What the exercise asks: Produce a verbatim transcription of all records.

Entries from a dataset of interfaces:
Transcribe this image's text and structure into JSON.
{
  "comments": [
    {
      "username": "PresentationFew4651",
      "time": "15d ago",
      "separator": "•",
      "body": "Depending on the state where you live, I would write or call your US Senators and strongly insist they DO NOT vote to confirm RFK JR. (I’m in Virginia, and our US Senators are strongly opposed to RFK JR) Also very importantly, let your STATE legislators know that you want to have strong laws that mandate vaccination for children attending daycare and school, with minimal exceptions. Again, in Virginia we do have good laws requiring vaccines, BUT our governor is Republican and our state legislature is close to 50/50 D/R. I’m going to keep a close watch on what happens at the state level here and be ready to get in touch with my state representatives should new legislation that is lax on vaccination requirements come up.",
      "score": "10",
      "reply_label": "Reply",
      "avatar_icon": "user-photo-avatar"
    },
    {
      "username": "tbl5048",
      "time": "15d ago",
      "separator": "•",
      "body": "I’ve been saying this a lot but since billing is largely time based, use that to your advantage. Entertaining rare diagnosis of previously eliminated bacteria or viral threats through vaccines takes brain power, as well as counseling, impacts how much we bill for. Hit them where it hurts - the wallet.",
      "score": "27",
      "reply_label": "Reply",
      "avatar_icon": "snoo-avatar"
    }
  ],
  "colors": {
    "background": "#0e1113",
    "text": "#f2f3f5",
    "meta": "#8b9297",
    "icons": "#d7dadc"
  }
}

Your solution:
Transcribe this image's text and structure into JSON.
{
  "comments": [
    {
      "username": "PresentationFew4651",
      "time": "15d ago",
      "separator": "•",
      "body": "Depending on the state where you live, I would write or call your US Senators and strongly insist they DO NOT vote to confirm RFK JR. (I’m in Virginia, and our US Senators are strongly opposed to RFK JR) Also very importantly, let your STATE legislators know that you want to have strong laws that mandate vaccination for children attending daycare and school, with minimal exceptions. Again, in Virginia we do have good laws requiring vaccines, BUT our governor is Republican and our state legislature is close to 50/50 D/R. I’m going to keep a close watch on what happens at the state level here and be ready to get in touch with my state representatives should new legislation that is lax on vaccination requirements come up.",
      "score": "10",
      "reply_label": "Reply",
      "avatar_icon": "user-photo-avatar"
    },
    {
      "username": "tbl5048",
      "time": "15d ago",
      "separator": "•",
      "body": "I’ve been saying this a lot but since billing is largely time based, use that to your advantage. Entertaining rare diagnosis of previously eliminated bacteria or viral threats through vaccines takes brain power, as well as counseling, impacts how much we bill for. Hit them where it hurts - the wallet.",
      "score": "27",
      "reply_label": "Reply",
      "avatar_icon": "snoo-avatar"
    }
  ],
  "colors": {
    "background": "#0e1113",
    "text": "#f2f3f5",
    "meta": "#8b9297",
    "icons": "#d7dadc"
  }
}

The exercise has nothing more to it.